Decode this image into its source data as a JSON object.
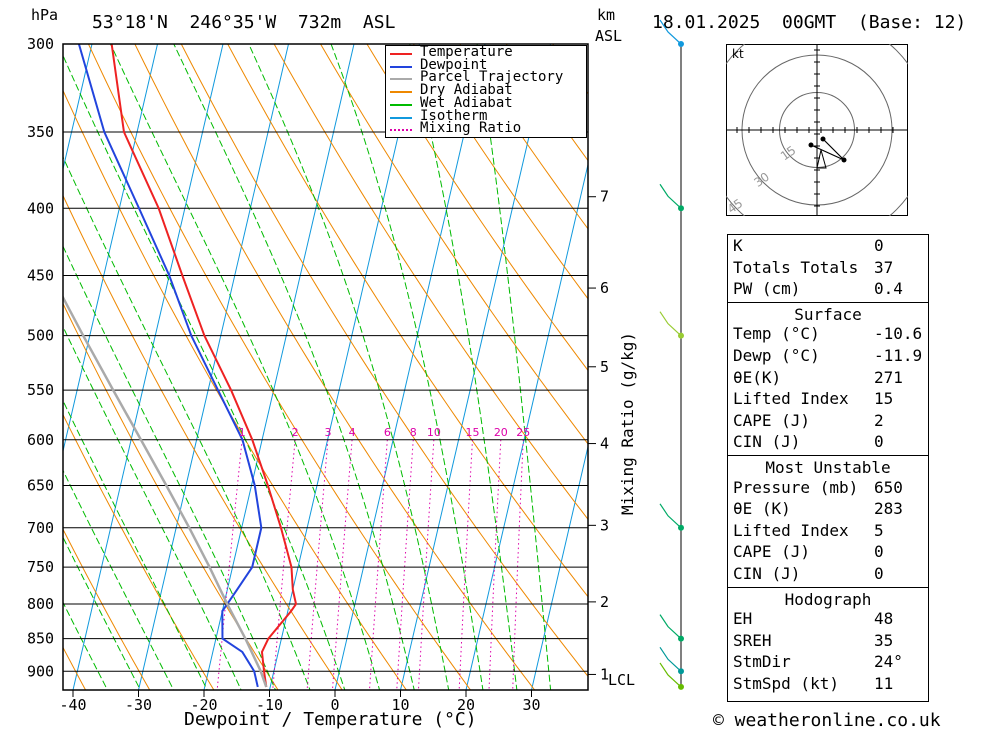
{
  "header": {
    "hpa_label": "hPa",
    "location": "53°18'N  246°35'W  732m  ASL",
    "km_label": "km",
    "asl_label": "ASL",
    "datetime": "18.01.2025  00GMT  (Base: 12)"
  },
  "chart_data": {
    "type": "line",
    "title": "",
    "xlabel": "Dewpoint / Temperature (°C)",
    "ylabel": "hPa",
    "x_ticks": [
      -40,
      -30,
      -20,
      -10,
      0,
      10,
      20,
      30
    ],
    "pressure_levels": [
      300,
      350,
      400,
      450,
      500,
      550,
      600,
      650,
      700,
      750,
      800,
      850,
      900
    ],
    "p_range": [
      300,
      930
    ],
    "km_ticks": [
      {
        "label": "7",
        "p": 392
      },
      {
        "label": "6",
        "p": 460
      },
      {
        "label": "5",
        "p": 528
      },
      {
        "label": "4",
        "p": 604
      },
      {
        "label": "3",
        "p": 697
      },
      {
        "label": "2",
        "p": 797
      },
      {
        "label": "1",
        "p": 905
      }
    ],
    "lcl_label": "LCL",
    "mixing_ratio_axis_label": "Mixing Ratio (g/kg)",
    "mixing_ratio_labels": [
      "1",
      "2",
      "3",
      "4",
      "6",
      "8",
      "10",
      "15",
      "20",
      "25"
    ],
    "legend": [
      "Temperature",
      "Dewpoint",
      "Parcel Trajectory",
      "Dry Adiabat",
      "Wet Adiabat",
      "Isotherm",
      "Mixing Ratio"
    ],
    "colors": {
      "temperature": "#ee2222",
      "dewpoint": "#2244dd",
      "parcel": "#aaaaaa",
      "dry_adiabat": "#ee8800",
      "wet_adiabat": "#00bb00",
      "isotherm": "#1199dd",
      "mixing_ratio": "#dd00aa"
    },
    "series": [
      {
        "name": "Temperature",
        "p": [
          925,
          900,
          870,
          850,
          810,
          800,
          780,
          750,
          700,
          650,
          600,
          550,
          500,
          450,
          400,
          350,
          300
        ],
        "t": [
          -10.6,
          -11.5,
          -12.5,
          -12.0,
          -9.5,
          -9.0,
          -10.0,
          -11.0,
          -14.0,
          -17.5,
          -21.5,
          -26.5,
          -32.5,
          -38.0,
          -44.0,
          -52.0,
          -57.0
        ]
      },
      {
        "name": "Dewpoint",
        "p": [
          925,
          900,
          870,
          850,
          810,
          800,
          780,
          750,
          700,
          650,
          600,
          550,
          500,
          450,
          400,
          350,
          300
        ],
        "t": [
          -11.9,
          -13.0,
          -15.5,
          -19.0,
          -20.0,
          -19.5,
          -18.5,
          -17.0,
          -17.0,
          -19.5,
          -23.0,
          -28.5,
          -34.5,
          -40.0,
          -47.0,
          -55.0,
          -62.0
        ]
      },
      {
        "name": "Parcel Trajectory",
        "p": [
          925,
          900,
          850,
          800,
          750,
          700,
          650,
          600,
          550,
          500,
          450,
          400,
          350
        ],
        "t": [
          -10.6,
          -12.0,
          -15.5,
          -19.5,
          -23.5,
          -28.0,
          -33.0,
          -38.5,
          -44.5,
          -51.0,
          -58.0,
          -66.0,
          -75.0
        ]
      }
    ]
  },
  "hodograph": {
    "unit_label": "kt",
    "ring_labels": [
      "15",
      "30",
      "45"
    ],
    "points": [
      {
        "u": 2,
        "v": -3
      },
      {
        "u": 9,
        "v": -10
      },
      {
        "u": -2,
        "v": -5
      }
    ]
  },
  "wind_profile": [
    {
      "p": 300,
      "color": "#1199dd"
    },
    {
      "p": 400,
      "color": "#00aa66"
    },
    {
      "p": 500,
      "color": "#99cc33"
    },
    {
      "p": 700,
      "color": "#00aa66"
    },
    {
      "p": 850,
      "color": "#00aa66"
    },
    {
      "p": 900,
      "color": "#009999"
    },
    {
      "p": 925,
      "color": "#66bb00"
    }
  ],
  "indices": [
    {
      "k": "K",
      "v": "0"
    },
    {
      "k": "Totals Totals",
      "v": "37"
    },
    {
      "k": "PW (cm)",
      "v": "0.4"
    }
  ],
  "surface": {
    "title": "Surface",
    "rows": [
      {
        "k": "Temp (°C)",
        "v": "-10.6"
      },
      {
        "k": "Dewp (°C)",
        "v": "-11.9"
      },
      {
        "k": "θE(K)",
        "v": "271"
      },
      {
        "k": "Lifted Index",
        "v": "15"
      },
      {
        "k": "CAPE (J)",
        "v": "2"
      },
      {
        "k": "CIN (J)",
        "v": "0"
      }
    ]
  },
  "most_unstable": {
    "title": "Most Unstable",
    "rows": [
      {
        "k": "Pressure (mb)",
        "v": "650"
      },
      {
        "k": "θE (K)",
        "v": "283"
      },
      {
        "k": "Lifted Index",
        "v": "5"
      },
      {
        "k": "CAPE (J)",
        "v": "0"
      },
      {
        "k": "CIN (J)",
        "v": "0"
      }
    ]
  },
  "hodograph_table": {
    "title": "Hodograph",
    "rows": [
      {
        "k": "EH",
        "v": "48"
      },
      {
        "k": "SREH",
        "v": "35"
      },
      {
        "k": "StmDir",
        "v": "24°"
      },
      {
        "k": "StmSpd (kt)",
        "v": "11"
      }
    ]
  },
  "copyright": "© weatheronline.co.uk"
}
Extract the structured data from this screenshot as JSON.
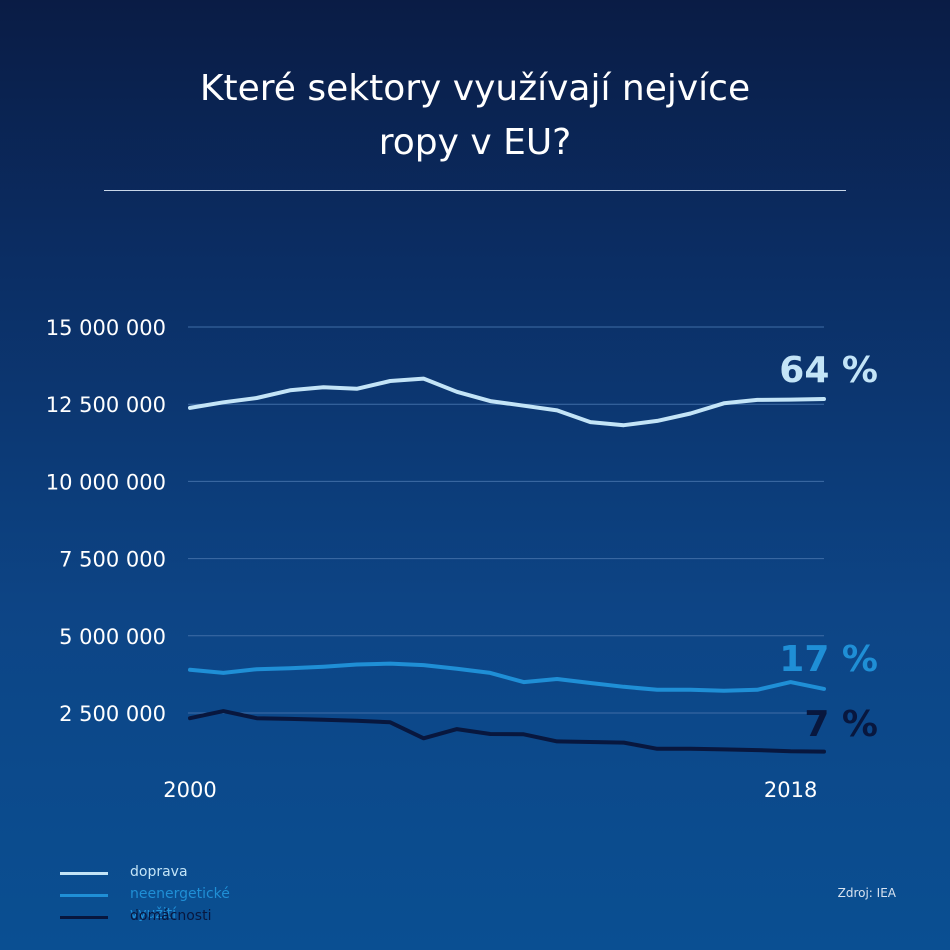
{
  "title_line1": "Které sektory využívají nejvíce",
  "title_line2": "ropy v EU?",
  "source": "Zdroj: IEA",
  "chart_data": {
    "type": "line",
    "title": "Které sektory využívají nejvíce ropy v EU?",
    "x": [
      2000,
      2001,
      2002,
      2003,
      2004,
      2005,
      2006,
      2007,
      2008,
      2009,
      2010,
      2011,
      2012,
      2013,
      2014,
      2015,
      2016,
      2017,
      2018,
      2019
    ],
    "x_tick_labels": [
      "2000",
      "2018"
    ],
    "y_tick_labels": [
      "15 000 000",
      "12 500 000",
      "10 000 000",
      "7 500 000",
      "5 000 000",
      "2 500 000"
    ],
    "y_ticks": [
      15000000,
      12500000,
      10000000,
      7500000,
      5000000,
      2500000
    ],
    "ylim": [
      0,
      15000000
    ],
    "series": [
      {
        "name": "doprava",
        "color": "#c3e4f7",
        "end_label": "64 %",
        "values": [
          12380000,
          12560000,
          12700000,
          12950000,
          13050000,
          13000000,
          13250000,
          13330000,
          12900000,
          12600000,
          12450000,
          12300000,
          11920000,
          11820000,
          11960000,
          12200000,
          12530000,
          12640000,
          12650000,
          12670000
        ]
      },
      {
        "name": "neenergetické využití",
        "color": "#1f8fd6",
        "end_label": "17 %",
        "values": [
          3900000,
          3800000,
          3920000,
          3950000,
          4000000,
          4070000,
          4100000,
          4050000,
          3930000,
          3800000,
          3500000,
          3600000,
          3470000,
          3350000,
          3250000,
          3250000,
          3220000,
          3250000,
          3500000,
          3280000
        ]
      },
      {
        "name": "domácnosti",
        "color": "#08173e",
        "end_label": "7 %",
        "values": [
          2330000,
          2560000,
          2330000,
          2310000,
          2280000,
          2250000,
          2200000,
          1680000,
          1980000,
          1820000,
          1810000,
          1580000,
          1560000,
          1540000,
          1340000,
          1340000,
          1320000,
          1300000,
          1260000,
          1250000
        ]
      }
    ]
  }
}
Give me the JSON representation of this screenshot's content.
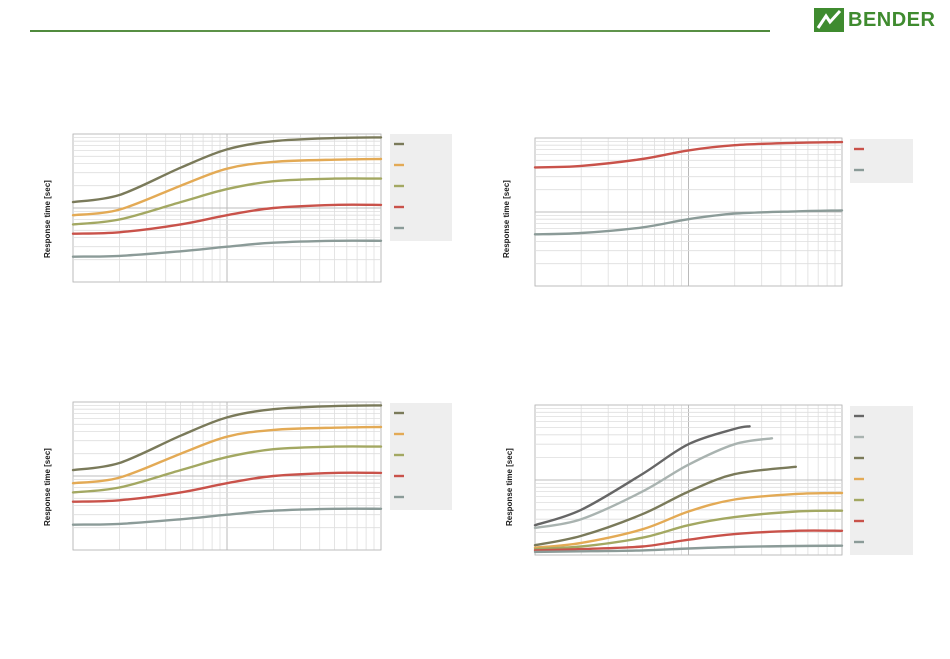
{
  "header": {
    "brand": "BENDER",
    "brand_color": "#3f8b2f",
    "rule_color": "#4f8a3c"
  },
  "chart_data": [
    {
      "type": "line",
      "title": "",
      "ylabel": "Response time [sec]",
      "xlabel": "",
      "x_scale": "log",
      "y_scale": "log",
      "grid": true,
      "legend": "right",
      "xlim": [
        1,
        100
      ],
      "ylim": [
        1,
        100
      ],
      "series": [
        {
          "color": "#7a7a5a",
          "x": [
            1,
            2,
            5,
            10,
            20,
            50,
            100
          ],
          "values": [
            12,
            15,
            35,
            62,
            80,
            88,
            90
          ]
        },
        {
          "color": "#e3aa55",
          "x": [
            1,
            2,
            5,
            10,
            20,
            50,
            100
          ],
          "values": [
            8,
            9.5,
            20,
            34,
            42,
            45,
            46
          ]
        },
        {
          "color": "#a3a862",
          "x": [
            1,
            2,
            5,
            10,
            20,
            50,
            100
          ],
          "values": [
            6,
            7,
            12,
            18,
            23,
            25,
            25
          ]
        },
        {
          "color": "#c9524a",
          "x": [
            1,
            2,
            5,
            10,
            20,
            50,
            100
          ],
          "values": [
            4.5,
            4.7,
            6,
            8,
            10,
            11,
            11
          ]
        },
        {
          "color": "#8b9b98",
          "x": [
            1,
            2,
            5,
            10,
            20,
            50,
            100
          ],
          "values": [
            2.2,
            2.25,
            2.6,
            3,
            3.4,
            3.6,
            3.6
          ]
        }
      ]
    },
    {
      "type": "line",
      "title": "",
      "ylabel": "Response time [sec]",
      "xlabel": "",
      "x_scale": "log",
      "y_scale": "log",
      "grid": true,
      "legend": "right",
      "xlim": [
        1,
        100
      ],
      "ylim": [
        1,
        100
      ],
      "series": [
        {
          "color": "#c9524a",
          "x": [
            1,
            2,
            5,
            10,
            20,
            50,
            100
          ],
          "values": [
            40,
            42,
            52,
            68,
            80,
            86,
            88
          ]
        },
        {
          "color": "#8b9b98",
          "x": [
            1,
            2,
            5,
            10,
            20,
            50,
            100
          ],
          "values": [
            5,
            5.2,
            6.2,
            8,
            9.5,
            10.2,
            10.5
          ]
        }
      ]
    },
    {
      "type": "line",
      "title": "",
      "ylabel": "Response time [sec]",
      "xlabel": "",
      "x_scale": "log",
      "y_scale": "log",
      "grid": true,
      "legend": "right",
      "xlim": [
        1,
        100
      ],
      "ylim": [
        1,
        100
      ],
      "series": [
        {
          "color": "#7a7a5a",
          "x": [
            1,
            2,
            5,
            10,
            20,
            50,
            100
          ],
          "values": [
            12,
            15,
            35,
            62,
            80,
            88,
            90
          ]
        },
        {
          "color": "#e3aa55",
          "x": [
            1,
            2,
            5,
            10,
            20,
            50,
            100
          ],
          "values": [
            8,
            9.5,
            20,
            34,
            42,
            45,
            46
          ]
        },
        {
          "color": "#a3a862",
          "x": [
            1,
            2,
            5,
            10,
            20,
            50,
            100
          ],
          "values": [
            6,
            7,
            12,
            18,
            23,
            25,
            25
          ]
        },
        {
          "color": "#c9524a",
          "x": [
            1,
            2,
            5,
            10,
            20,
            50,
            100
          ],
          "values": [
            4.5,
            4.7,
            6,
            8,
            10,
            11,
            11
          ]
        },
        {
          "color": "#8b9b98",
          "x": [
            1,
            2,
            5,
            10,
            20,
            50,
            100
          ],
          "values": [
            2.2,
            2.25,
            2.6,
            3,
            3.4,
            3.6,
            3.6
          ]
        }
      ]
    },
    {
      "type": "line",
      "title": "",
      "ylabel": "Response time [sec]",
      "xlabel": "",
      "x_scale": "log",
      "y_scale": "log",
      "grid": true,
      "legend": "right",
      "xlim": [
        1,
        100
      ],
      "ylim": [
        1,
        100
      ],
      "series": [
        {
          "color": "#666666",
          "x": [
            1,
            2,
            5,
            10,
            20,
            25
          ],
          "values": [
            2.5,
            4,
            12,
            30,
            48,
            52
          ]
        },
        {
          "color": "#a9b3b0",
          "x": [
            1,
            2,
            5,
            10,
            20,
            35
          ],
          "values": [
            2.3,
            3,
            7,
            16,
            30,
            36
          ]
        },
        {
          "color": "#7a7a5a",
          "x": [
            1,
            2,
            5,
            10,
            20,
            50
          ],
          "values": [
            1.35,
            1.8,
            3.5,
            7,
            12,
            15
          ]
        },
        {
          "color": "#e3aa55",
          "x": [
            1,
            2,
            5,
            10,
            20,
            50,
            100
          ],
          "values": [
            1.25,
            1.45,
            2.2,
            3.8,
            5.5,
            6.5,
            6.7
          ]
        },
        {
          "color": "#a3a862",
          "x": [
            1,
            2,
            5,
            10,
            20,
            50,
            100
          ],
          "values": [
            1.2,
            1.3,
            1.7,
            2.5,
            3.2,
            3.8,
            3.9
          ]
        },
        {
          "color": "#c9524a",
          "x": [
            1,
            2,
            5,
            10,
            20,
            50,
            100
          ],
          "values": [
            1.15,
            1.2,
            1.3,
            1.6,
            1.9,
            2.1,
            2.1
          ]
        },
        {
          "color": "#8b9b98",
          "x": [
            1,
            2,
            5,
            10,
            20,
            50,
            100
          ],
          "values": [
            1.1,
            1.12,
            1.15,
            1.22,
            1.28,
            1.32,
            1.33
          ]
        }
      ]
    }
  ]
}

● STATED EXERCISE
Using the listing, collect all lines in which the string "využívají" is found.

● FINISHED ANSWER
  "title_line1": "Které sektory využívají nejvíce",
    "title": "Které sektory využívají nejvíce ropy v EU?",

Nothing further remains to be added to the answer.